### WHAT IS ASKED
Output all lines exactly.

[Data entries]
>>>
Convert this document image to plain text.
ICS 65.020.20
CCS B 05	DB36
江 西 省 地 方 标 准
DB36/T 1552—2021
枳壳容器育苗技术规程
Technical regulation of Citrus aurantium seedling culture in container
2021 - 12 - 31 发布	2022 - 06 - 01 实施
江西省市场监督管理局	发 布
<<<
### CORRECT OUTPUT
Convert this document image to plain text.
ICS 65.020.20
CCS B 05	DB36
江 西 省 地 方 标 准
DB36/T 1552—2021
枳壳容器育苗技术规程
Technical regulation of Citrus aurantium seedling culture in container
2021 - 12 - 31 发布	2022 - 06 - 01 实施
江西省市场监督管理局	发 布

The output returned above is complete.